# AIM OF THE TASK
Say how many lines of these entries include the word "screenshot", and answer with the number alone.

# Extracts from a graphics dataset

/---

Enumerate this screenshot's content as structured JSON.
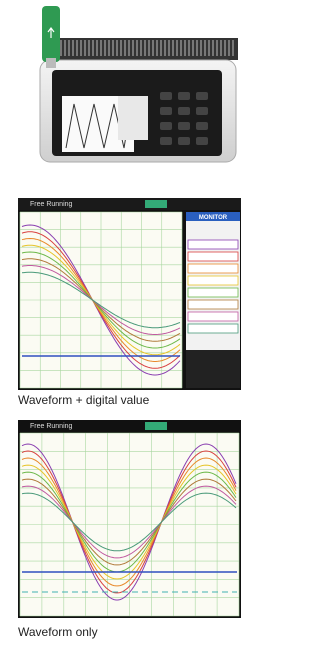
{
  "screens": [
    {
      "header": "Free Running",
      "panel_title": "MONITOR",
      "caption": "Waveform + digital value"
    },
    {
      "header": "Free Running",
      "caption": "Waveform only"
    }
  ]
}
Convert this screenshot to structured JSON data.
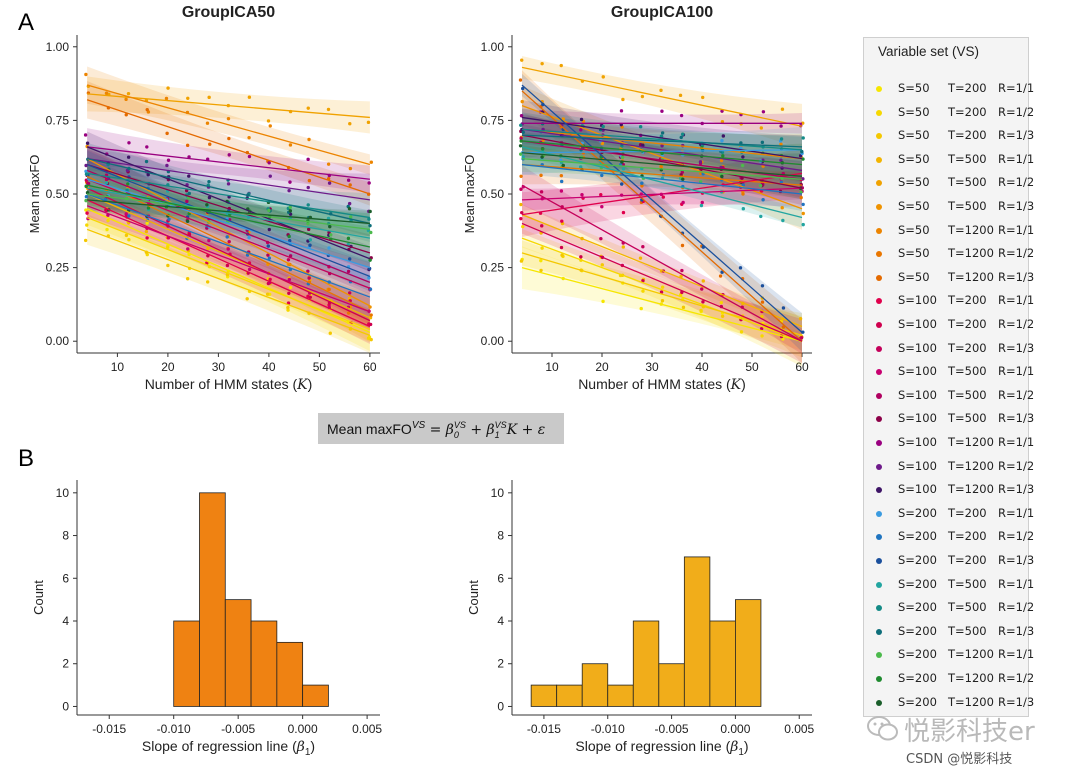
{
  "panel_labels": {
    "a": "A",
    "b": "B"
  },
  "equation": {
    "lhs": "Mean maxFO",
    "sup1": "VS",
    "eq": " = β",
    "sub0": "0",
    "sup2": "VS",
    "plus": " + β",
    "sub1": "1",
    "sup3": "VS",
    "tail": "K + ε"
  },
  "legend": {
    "title": "Variable set (VS)",
    "items": [
      {
        "s": "S=50",
        "t": "T=200",
        "r": "R=1/1",
        "color": "#f6e600"
      },
      {
        "s": "S=50",
        "t": "T=200",
        "r": "R=1/2",
        "color": "#f6d800"
      },
      {
        "s": "S=50",
        "t": "T=200",
        "r": "R=1/3",
        "color": "#f4c800"
      },
      {
        "s": "S=50",
        "t": "T=500",
        "r": "R=1/1",
        "color": "#f2b400"
      },
      {
        "s": "S=50",
        "t": "T=500",
        "r": "R=1/2",
        "color": "#f0a200"
      },
      {
        "s": "S=50",
        "t": "T=500",
        "r": "R=1/3",
        "color": "#ef9300"
      },
      {
        "s": "S=50",
        "t": "T=1200",
        "r": "R=1/1",
        "color": "#ec8400"
      },
      {
        "s": "S=50",
        "t": "T=1200",
        "r": "R=1/2",
        "color": "#e97600"
      },
      {
        "s": "S=50",
        "t": "T=1200",
        "r": "R=1/3",
        "color": "#e46a00"
      },
      {
        "s": "S=100",
        "t": "T=200",
        "r": "R=1/1",
        "color": "#e0004c"
      },
      {
        "s": "S=100",
        "t": "T=200",
        "r": "R=1/2",
        "color": "#cf004e"
      },
      {
        "s": "S=100",
        "t": "T=200",
        "r": "R=1/3",
        "color": "#c4005a"
      },
      {
        "s": "S=100",
        "t": "T=500",
        "r": "R=1/1",
        "color": "#c80070"
      },
      {
        "s": "S=100",
        "t": "T=500",
        "r": "R=1/2",
        "color": "#b00060"
      },
      {
        "s": "S=100",
        "t": "T=500",
        "r": "R=1/3",
        "color": "#8c0048"
      },
      {
        "s": "S=100",
        "t": "T=1200",
        "r": "R=1/1",
        "color": "#9a0080"
      },
      {
        "s": "S=100",
        "t": "T=1200",
        "r": "R=1/2",
        "color": "#6e1a8a"
      },
      {
        "s": "S=100",
        "t": "T=1200",
        "r": "R=1/3",
        "color": "#3e1466"
      },
      {
        "s": "S=200",
        "t": "T=200",
        "r": "R=1/1",
        "color": "#3a9be0"
      },
      {
        "s": "S=200",
        "t": "T=200",
        "r": "R=1/2",
        "color": "#1f74c0"
      },
      {
        "s": "S=200",
        "t": "T=200",
        "r": "R=1/3",
        "color": "#1a4f9c"
      },
      {
        "s": "S=200",
        "t": "T=500",
        "r": "R=1/1",
        "color": "#22a5a0"
      },
      {
        "s": "S=200",
        "t": "T=500",
        "r": "R=1/2",
        "color": "#138a86"
      },
      {
        "s": "S=200",
        "t": "T=500",
        "r": "R=1/3",
        "color": "#0d6e7a"
      },
      {
        "s": "S=200",
        "t": "T=1200",
        "r": "R=1/1",
        "color": "#4cba4c"
      },
      {
        "s": "S=200",
        "t": "T=1200",
        "r": "R=1/2",
        "color": "#1f8a2f"
      },
      {
        "s": "S=200",
        "t": "T=1200",
        "r": "R=1/3",
        "color": "#1a5e2a"
      }
    ]
  },
  "watermark": {
    "text": "悦影科技er",
    "icon": "wechat-icon"
  },
  "credit": "CSDN @悦影科技",
  "chart_data": [
    {
      "id": "a-left",
      "type": "scatter",
      "title": "GroupICA50",
      "xlabel": "Number of HMM states (K)",
      "ylabel": "Mean maxFO",
      "xlim": [
        2,
        62
      ],
      "ylim": [
        -0.04,
        1.04
      ],
      "xticks": [
        10,
        20,
        30,
        40,
        50,
        60
      ],
      "yticks": [
        "0.00",
        "0.25",
        "0.50",
        "0.75",
        "1.00"
      ],
      "x": [
        4,
        8,
        12,
        16,
        20,
        24,
        28,
        32,
        36,
        40,
        44,
        48,
        52,
        56,
        60
      ],
      "series_lines": [
        {
          "legend": 0,
          "y0": 0.45,
          "y1": 0.03
        },
        {
          "legend": 1,
          "y0": 0.42,
          "y1": 0.04
        },
        {
          "legend": 2,
          "y0": 0.38,
          "y1": 0.02
        },
        {
          "legend": 3,
          "y0": 0.5,
          "y1": 0.08
        },
        {
          "legend": 4,
          "y0": 0.84,
          "y1": 0.76
        },
        {
          "legend": 5,
          "y0": 0.62,
          "y1": 0.12
        },
        {
          "legend": 6,
          "y0": 0.87,
          "y1": 0.6
        },
        {
          "legend": 7,
          "y0": 0.56,
          "y1": 0.1
        },
        {
          "legend": 8,
          "y0": 0.82,
          "y1": 0.5
        },
        {
          "legend": 9,
          "y0": 0.48,
          "y1": 0.05
        },
        {
          "legend": 10,
          "y0": 0.52,
          "y1": 0.07
        },
        {
          "legend": 11,
          "y0": 0.55,
          "y1": 0.18
        },
        {
          "legend": 12,
          "y0": 0.46,
          "y1": 0.1
        },
        {
          "legend": 13,
          "y0": 0.58,
          "y1": 0.2
        },
        {
          "legend": 14,
          "y0": 0.6,
          "y1": 0.3
        },
        {
          "legend": 15,
          "y0": 0.66,
          "y1": 0.55
        },
        {
          "legend": 16,
          "y0": 0.62,
          "y1": 0.48
        },
        {
          "legend": 17,
          "y0": 0.66,
          "y1": 0.28
        },
        {
          "legend": 18,
          "y0": 0.55,
          "y1": 0.25
        },
        {
          "legend": 19,
          "y0": 0.5,
          "y1": 0.15
        },
        {
          "legend": 20,
          "y0": 0.6,
          "y1": 0.22
        },
        {
          "legend": 21,
          "y0": 0.52,
          "y1": 0.35
        },
        {
          "legend": 22,
          "y0": 0.57,
          "y1": 0.42
        },
        {
          "legend": 23,
          "y0": 0.62,
          "y1": 0.4
        },
        {
          "legend": 24,
          "y0": 0.5,
          "y1": 0.38
        },
        {
          "legend": 25,
          "y0": 0.53,
          "y1": 0.32
        },
        {
          "legend": 26,
          "y0": 0.48,
          "y1": 0.4
        }
      ]
    },
    {
      "id": "a-right",
      "type": "scatter",
      "title": "GroupICA100",
      "xlabel": "Number of HMM states (K)",
      "ylabel": "Mean maxFO",
      "xlim": [
        2,
        62
      ],
      "ylim": [
        -0.04,
        1.04
      ],
      "xticks": [
        10,
        20,
        30,
        40,
        50,
        60
      ],
      "yticks": [
        "0.00",
        "0.25",
        "0.50",
        "0.75",
        "1.00"
      ],
      "x": [
        4,
        8,
        12,
        16,
        20,
        24,
        28,
        32,
        36,
        40,
        44,
        48,
        52,
        56,
        60
      ],
      "series_lines": [
        {
          "legend": 0,
          "y0": 0.25,
          "y1": 0.0
        },
        {
          "legend": 1,
          "y0": 0.35,
          "y1": 0.0
        },
        {
          "legend": 2,
          "y0": 0.3,
          "y1": 0.02
        },
        {
          "legend": 3,
          "y0": 0.43,
          "y1": 0.05
        },
        {
          "legend": 4,
          "y0": 0.93,
          "y1": 0.73
        },
        {
          "legend": 5,
          "y0": 0.8,
          "y1": 0.45
        },
        {
          "legend": 6,
          "y0": 0.72,
          "y1": 0.62
        },
        {
          "legend": 7,
          "y0": 0.6,
          "y1": 0.53
        },
        {
          "legend": 8,
          "y0": 0.85,
          "y1": 0.0
        },
        {
          "legend": 9,
          "y0": 0.43,
          "y1": 0.57
        },
        {
          "legend": 10,
          "y0": 0.4,
          "y1": 0.0
        },
        {
          "legend": 11,
          "y0": 0.53,
          "y1": 0.0
        },
        {
          "legend": 12,
          "y0": 0.48,
          "y1": 0.52
        },
        {
          "legend": 13,
          "y0": 0.68,
          "y1": 0.55
        },
        {
          "legend": 14,
          "y0": 0.7,
          "y1": 0.52
        },
        {
          "legend": 15,
          "y0": 0.74,
          "y1": 0.74
        },
        {
          "legend": 16,
          "y0": 0.72,
          "y1": 0.58
        },
        {
          "legend": 17,
          "y0": 0.76,
          "y1": 0.62
        },
        {
          "legend": 18,
          "y0": 0.64,
          "y1": 0.65
        },
        {
          "legend": 19,
          "y0": 0.6,
          "y1": 0.5
        },
        {
          "legend": 20,
          "y0": 0.87,
          "y1": 0.03
        },
        {
          "legend": 21,
          "y0": 0.66,
          "y1": 0.42
        },
        {
          "legend": 22,
          "y0": 0.72,
          "y1": 0.65
        },
        {
          "legend": 23,
          "y0": 0.7,
          "y1": 0.66
        },
        {
          "legend": 24,
          "y0": 0.62,
          "y1": 0.55
        },
        {
          "legend": 25,
          "y0": 0.68,
          "y1": 0.6
        },
        {
          "legend": 26,
          "y0": 0.64,
          "y1": 0.56
        }
      ]
    },
    {
      "id": "b-left",
      "type": "bar",
      "subtype": "histogram",
      "xlabel": "Slope of regression line (β1)",
      "ylabel": "Count",
      "xlim": [
        -0.0175,
        0.006
      ],
      "ylim": [
        -0.4,
        10.6
      ],
      "xticks": [
        "-0.015",
        "-0.010",
        "-0.005",
        "0.000",
        "0.005"
      ],
      "yticks": [
        "0",
        "2",
        "4",
        "6",
        "8",
        "10"
      ],
      "bin_edges": [
        -0.01,
        -0.008,
        -0.006,
        -0.004,
        -0.002,
        0.0,
        0.002
      ],
      "values": [
        4,
        10,
        5,
        4,
        3,
        1
      ],
      "color": "#ef8212"
    },
    {
      "id": "b-right",
      "type": "bar",
      "subtype": "histogram",
      "xlabel": "Slope of regression line (β1)",
      "ylabel": "Count",
      "xlim": [
        -0.0175,
        0.006
      ],
      "ylim": [
        -0.4,
        10.6
      ],
      "xticks": [
        "-0.015",
        "-0.010",
        "-0.005",
        "0.000",
        "0.005"
      ],
      "yticks": [
        "0",
        "2",
        "4",
        "6",
        "8",
        "10"
      ],
      "bin_edges": [
        -0.016,
        -0.014,
        -0.012,
        -0.01,
        -0.008,
        -0.006,
        -0.004,
        -0.002,
        0.0,
        0.002
      ],
      "values": [
        1,
        1,
        2,
        1,
        4,
        2,
        7,
        4,
        5
      ],
      "color": "#f1ad1a"
    }
  ]
}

\---

# ANSWER TO THIS EXERCISE
2